• The request
Write every entry out again exactly, please, and skip the pictures.

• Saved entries
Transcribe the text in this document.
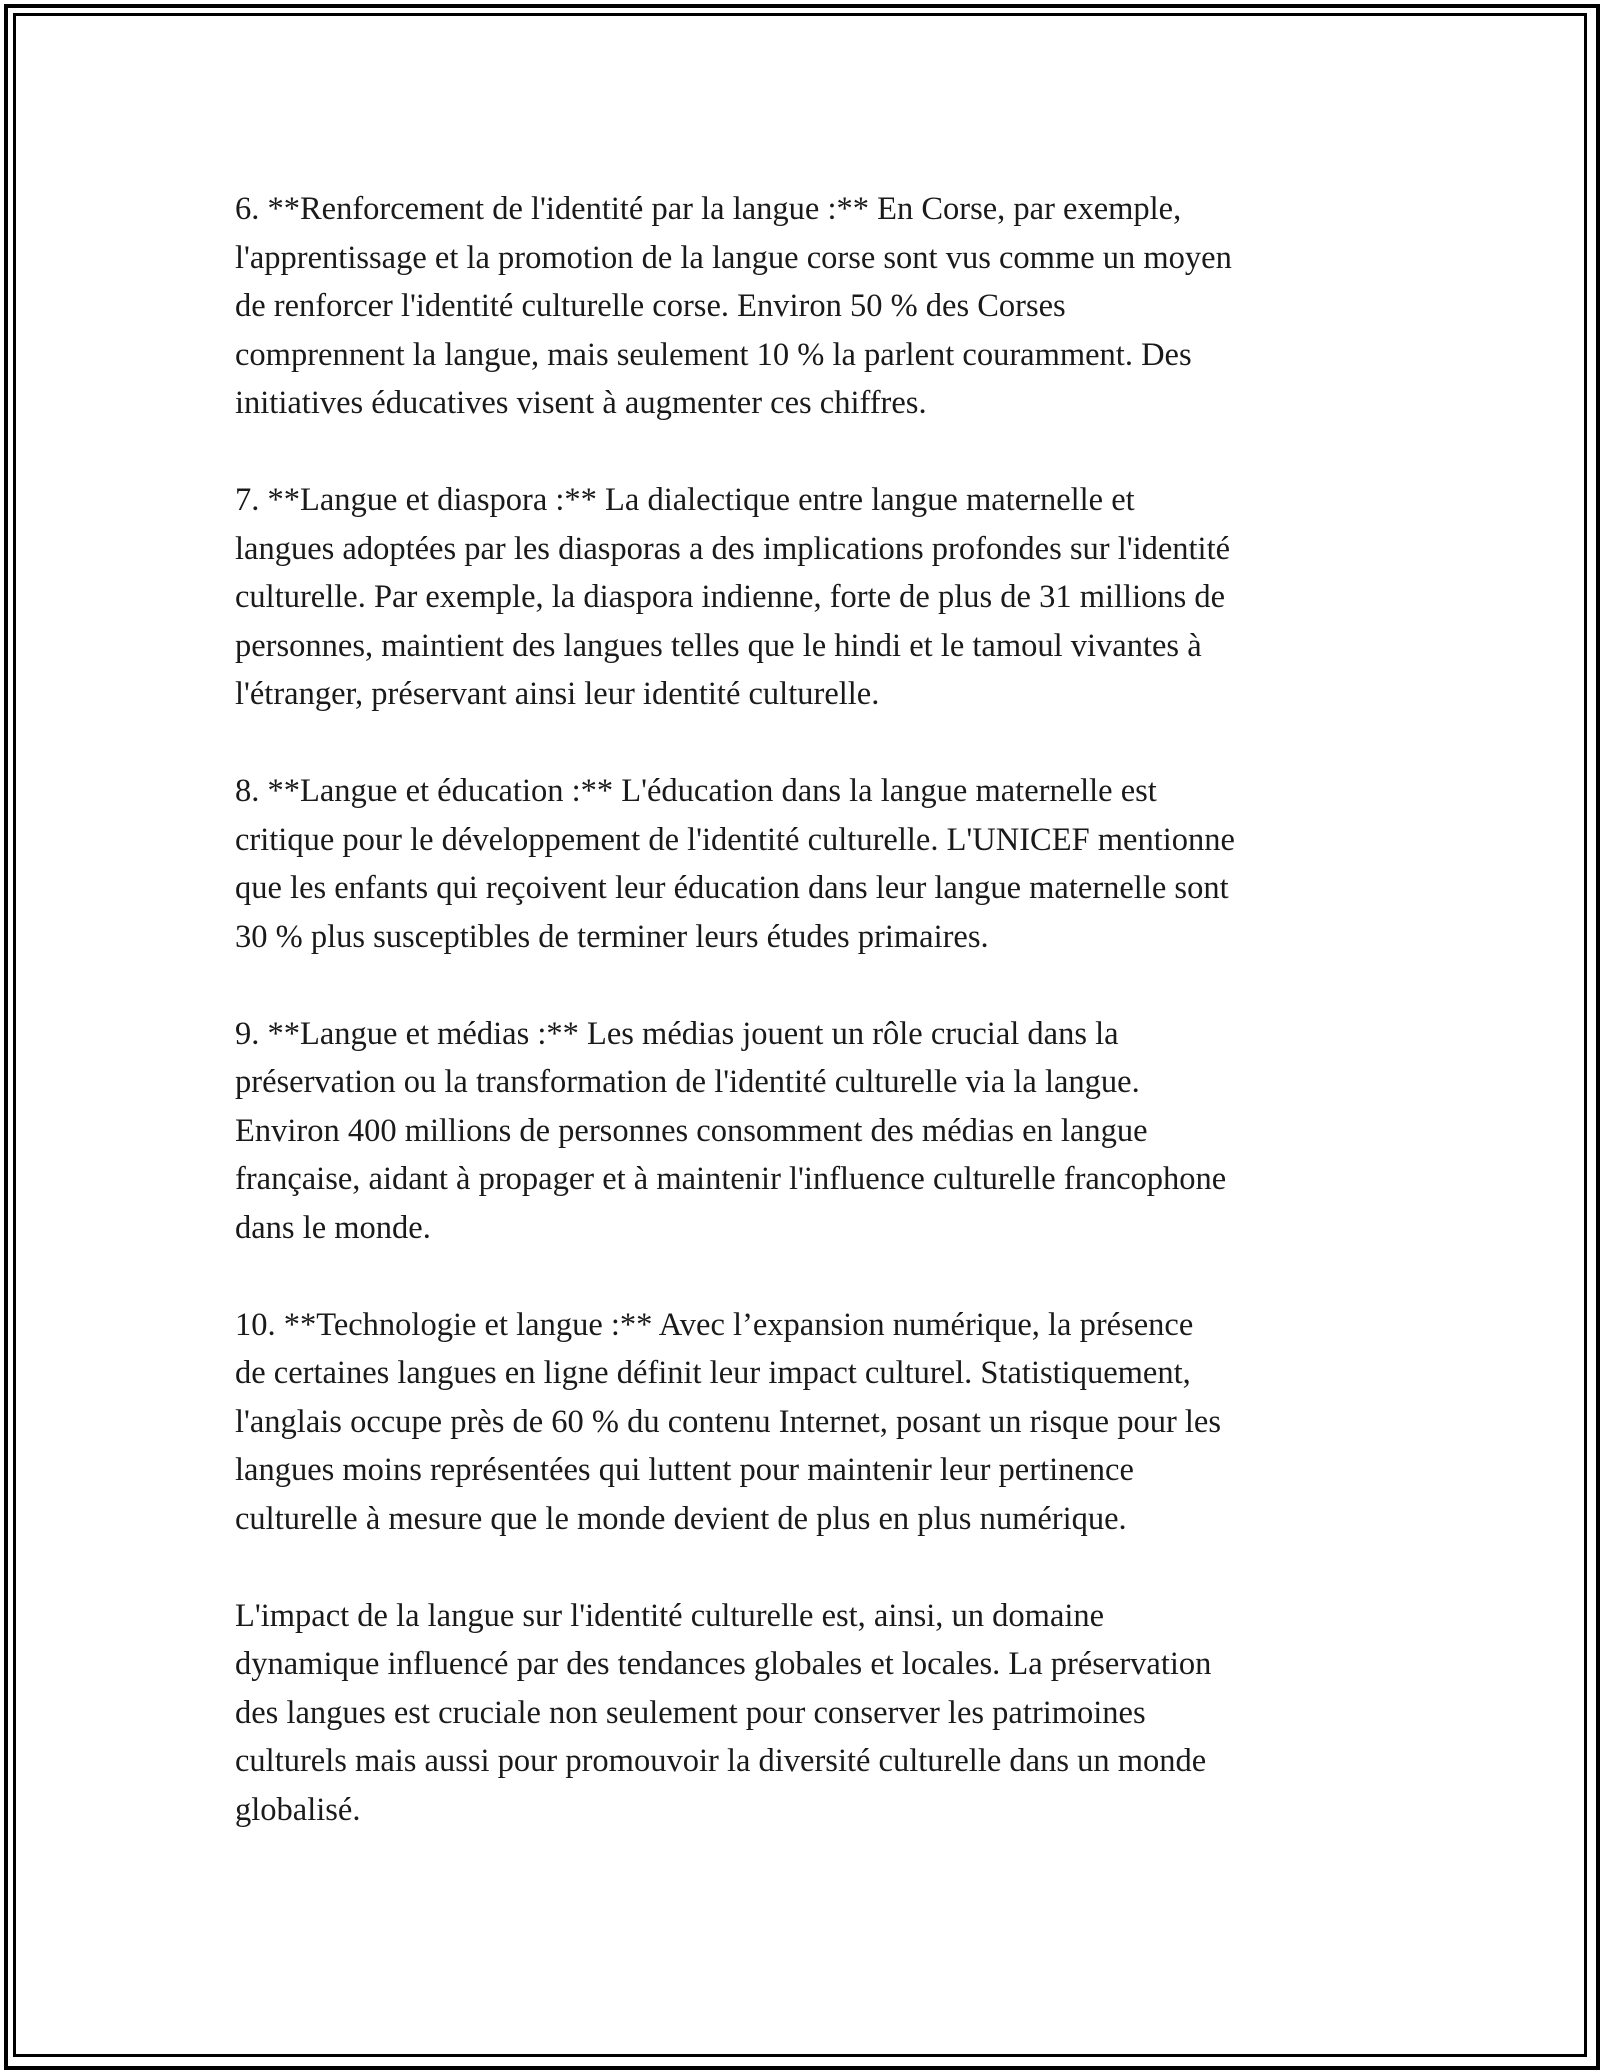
6. **Renforcement de l'identité par la langue :** En Corse, par exemple,
l'apprentissage et la promotion de la langue corse sont vus comme un moyen
de renforcer l'identité culturelle corse. Environ 50 % des Corses
comprennent la langue, mais seulement 10 % la parlent couramment. Des
initiatives éducatives visent à augmenter ces chiffres.

7. **Langue et diaspora :** La dialectique entre langue maternelle et
langues adoptées par les diasporas a des implications profondes sur l'identité
culturelle. Par exemple, la diaspora indienne, forte de plus de 31 millions de
personnes, maintient des langues telles que le hindi et le tamoul vivantes à
l'étranger, préservant ainsi leur identité culturelle.

8. **Langue et éducation :** L'éducation dans la langue maternelle est
critique pour le développement de l'identité culturelle. L'UNICEF mentionne
que les enfants qui reçoivent leur éducation dans leur langue maternelle sont
30 % plus susceptibles de terminer leurs études primaires.

9. **Langue et médias :** Les médias jouent un rôle crucial dans la
préservation ou la transformation de l'identité culturelle via la langue.
Environ 400 millions de personnes consomment des médias en langue
française, aidant à propager et à maintenir l'influence culturelle francophone
dans le monde.

10. **Technologie et langue :** Avec l’expansion numérique, la présence
de certaines langues en ligne définit leur impact culturel. Statistiquement,
l'anglais occupe près de 60 % du contenu Internet, posant un risque pour les
langues moins représentées qui luttent pour maintenir leur pertinence
culturelle à mesure que le monde devient de plus en plus numérique.

L'impact de la langue sur l'identité culturelle est, ainsi, un domaine
dynamique influencé par des tendances globales et locales. La préservation
des langues est cruciale non seulement pour conserver les patrimoines
culturels mais aussi pour promouvoir la diversité culturelle dans un monde
globalisé.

• Exercise answer
Transcribe the text in this document.
6. **Renforcement de l'identité par la langue :** En Corse, par exemple,
l'apprentissage et la promotion de la langue corse sont vus comme un moyen
de renforcer l'identité culturelle corse. Environ 50 % des Corses
comprennent la langue, mais seulement 10 % la parlent couramment. Des
initiatives éducatives visent à augmenter ces chiffres.

7. **Langue et diaspora :** La dialectique entre langue maternelle et
langues adoptées par les diasporas a des implications profondes sur l'identité
culturelle. Par exemple, la diaspora indienne, forte de plus de 31 millions de
personnes, maintient des langues telles que le hindi et le tamoul vivantes à
l'étranger, préservant ainsi leur identité culturelle.

8. **Langue et éducation :** L'éducation dans la langue maternelle est
critique pour le développement de l'identité culturelle. L'UNICEF mentionne
que les enfants qui reçoivent leur éducation dans leur langue maternelle sont
30 % plus susceptibles de terminer leurs études primaires.

9. **Langue et médias :** Les médias jouent un rôle crucial dans la
préservation ou la transformation de l'identité culturelle via la langue.
Environ 400 millions de personnes consomment des médias en langue
française, aidant à propager et à maintenir l'influence culturelle francophone
dans le monde.

10. **Technologie et langue :** Avec l’expansion numérique, la présence
de certaines langues en ligne définit leur impact culturel. Statistiquement,
l'anglais occupe près de 60 % du contenu Internet, posant un risque pour les
langues moins représentées qui luttent pour maintenir leur pertinence
culturelle à mesure que le monde devient de plus en plus numérique.

L'impact de la langue sur l'identité culturelle est, ainsi, un domaine
dynamique influencé par des tendances globales et locales. La préservation
des langues est cruciale non seulement pour conserver les patrimoines
culturels mais aussi pour promouvoir la diversité culturelle dans un monde
globalisé.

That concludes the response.